** START OF Extracted records **

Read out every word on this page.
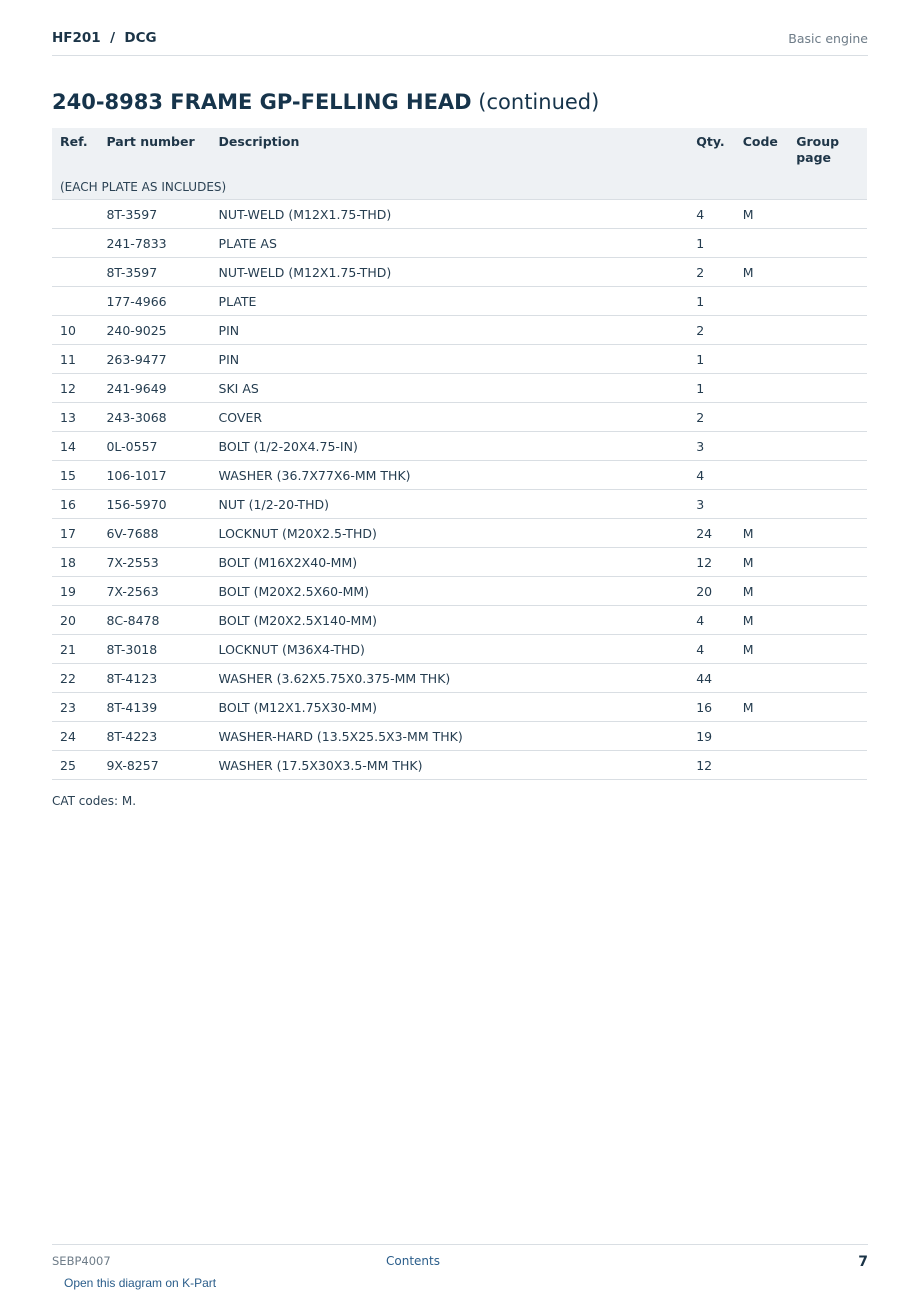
HF201  /  DCG	Basic engine
240-8983 FRAME GP-FELLING HEAD (continued)
Ref.	Part number	Description	Qty.	Code	Group page
(EACH PLATE AS INCLUDES)					
	8T-3597	NUT-WELD (M12X1.75-THD)	4	M	
	241-7833	PLATE AS	1		
	8T-3597	NUT-WELD (M12X1.75-THD)	2	M	
	177-4966	PLATE	1		
10	240-9025	PIN	2		
11	263-9477	PIN	1		
12	241-9649	SKI AS	1		
13	243-3068	COVER	2		
14	0L-0557	BOLT (1/2-20X4.75-IN)	3		
15	106-1017	WASHER (36.7X77X6-MM THK)	4		
16	156-5970	NUT (1/2-20-THD)	3		
17	6V-7688	LOCKNUT (M20X2.5-THD)	24	M	
18	7X-2553	BOLT (M16X2X40-MM)	12	M	
19	7X-2563	BOLT (M20X2.5X60-MM)	20	M	
20	8C-8478	BOLT (M20X2.5X140-MM)	4	M	
21	8T-3018	LOCKNUT (M36X4-THD)	4	M	
22	8T-4123	WASHER (3.62X5.75X0.375-MM THK)	44		
23	8T-4139	BOLT (M12X1.75X30-MM)	16	M	
24	8T-4223	WASHER-HARD (13.5X25.5X3-MM THK)	19		
25	9X-8257	WASHER (17.5X30X3.5-MM THK)	12		
CAT codes: M.
SEBP4007	Contents	7
Open this diagram on K-Part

** END OF Extracted records **

What the task asks: Pick out and copy the lines of the entries that hold the string "page".

Solution:
Read out every word on this page.
Ref.	Part number	Description	Qty.	Code	Group page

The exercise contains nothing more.